Start

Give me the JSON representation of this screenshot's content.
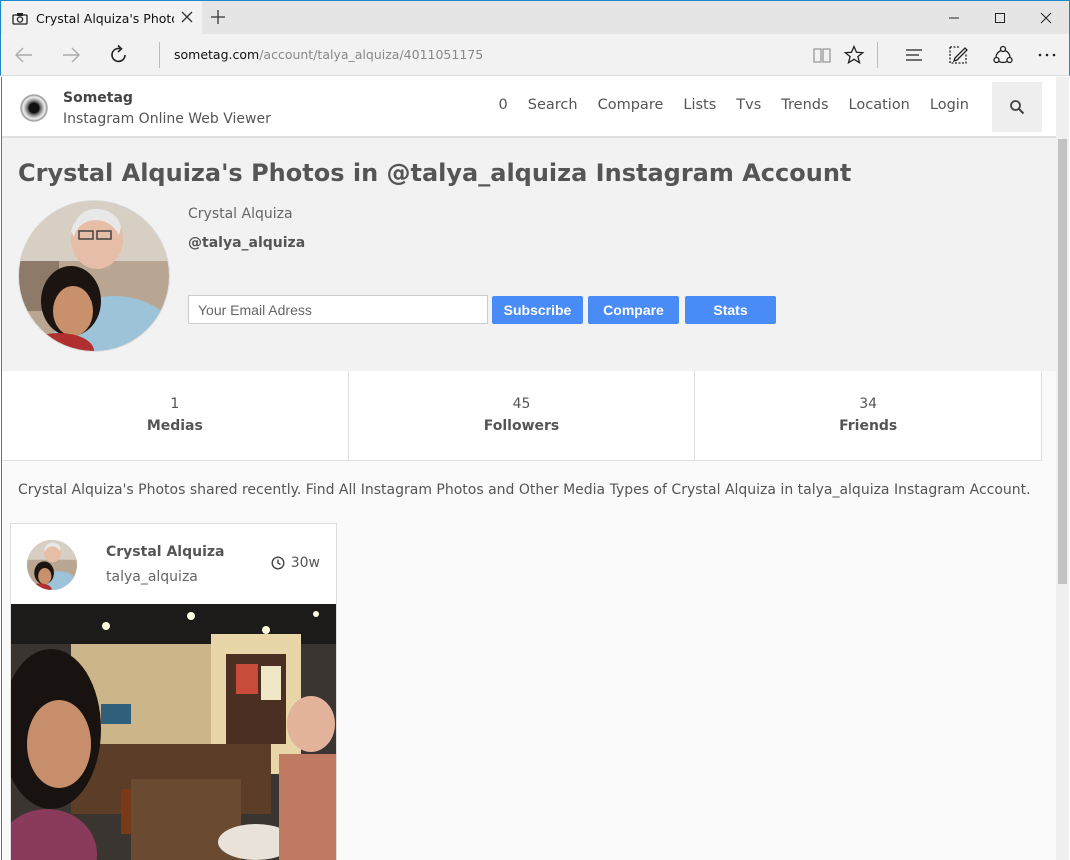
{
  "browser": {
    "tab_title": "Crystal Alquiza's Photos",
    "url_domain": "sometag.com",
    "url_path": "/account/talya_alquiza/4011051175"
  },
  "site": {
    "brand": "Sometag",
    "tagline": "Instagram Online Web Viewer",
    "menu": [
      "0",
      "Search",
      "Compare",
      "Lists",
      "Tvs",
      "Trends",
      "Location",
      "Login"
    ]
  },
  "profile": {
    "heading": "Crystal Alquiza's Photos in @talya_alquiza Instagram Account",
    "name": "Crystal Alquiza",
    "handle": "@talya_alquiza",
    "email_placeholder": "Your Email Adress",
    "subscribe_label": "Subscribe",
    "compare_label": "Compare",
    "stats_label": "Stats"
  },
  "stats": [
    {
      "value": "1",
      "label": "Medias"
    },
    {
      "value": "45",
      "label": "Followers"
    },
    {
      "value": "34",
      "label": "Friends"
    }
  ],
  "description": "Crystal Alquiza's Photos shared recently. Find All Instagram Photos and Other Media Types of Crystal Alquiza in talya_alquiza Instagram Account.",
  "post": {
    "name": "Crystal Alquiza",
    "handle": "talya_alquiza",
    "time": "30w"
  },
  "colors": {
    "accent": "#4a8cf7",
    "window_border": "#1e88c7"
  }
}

End
Start

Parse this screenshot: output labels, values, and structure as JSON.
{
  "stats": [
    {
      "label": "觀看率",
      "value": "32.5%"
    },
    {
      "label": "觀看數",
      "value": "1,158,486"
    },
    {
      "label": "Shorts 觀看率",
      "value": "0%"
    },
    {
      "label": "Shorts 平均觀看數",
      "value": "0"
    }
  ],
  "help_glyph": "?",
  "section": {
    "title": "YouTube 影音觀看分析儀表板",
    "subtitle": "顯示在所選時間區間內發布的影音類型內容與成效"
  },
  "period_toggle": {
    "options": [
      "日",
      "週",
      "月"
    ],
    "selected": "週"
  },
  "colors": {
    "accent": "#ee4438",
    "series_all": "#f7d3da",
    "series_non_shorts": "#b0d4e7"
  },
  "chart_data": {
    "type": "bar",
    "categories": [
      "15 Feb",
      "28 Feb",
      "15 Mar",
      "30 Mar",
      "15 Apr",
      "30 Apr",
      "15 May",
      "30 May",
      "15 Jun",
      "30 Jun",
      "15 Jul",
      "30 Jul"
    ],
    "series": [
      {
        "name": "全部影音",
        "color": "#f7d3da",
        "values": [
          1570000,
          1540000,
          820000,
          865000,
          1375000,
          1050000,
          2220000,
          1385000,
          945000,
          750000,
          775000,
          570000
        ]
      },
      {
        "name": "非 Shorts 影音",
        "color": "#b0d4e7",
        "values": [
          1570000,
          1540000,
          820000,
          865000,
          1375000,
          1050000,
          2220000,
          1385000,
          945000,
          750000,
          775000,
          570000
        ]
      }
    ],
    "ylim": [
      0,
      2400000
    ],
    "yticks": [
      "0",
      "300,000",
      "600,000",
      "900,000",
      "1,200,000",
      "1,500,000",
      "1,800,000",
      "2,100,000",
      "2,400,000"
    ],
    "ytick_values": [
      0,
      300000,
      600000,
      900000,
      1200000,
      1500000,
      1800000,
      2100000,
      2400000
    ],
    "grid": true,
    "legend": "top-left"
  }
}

End

_Directions_:
Collect the lines of the records that include the string "JSON".

_Result for this task_:
Give me the JSON representation of this screenshot's content.
Parse this screenshot: output labels, values, and structure as JSON.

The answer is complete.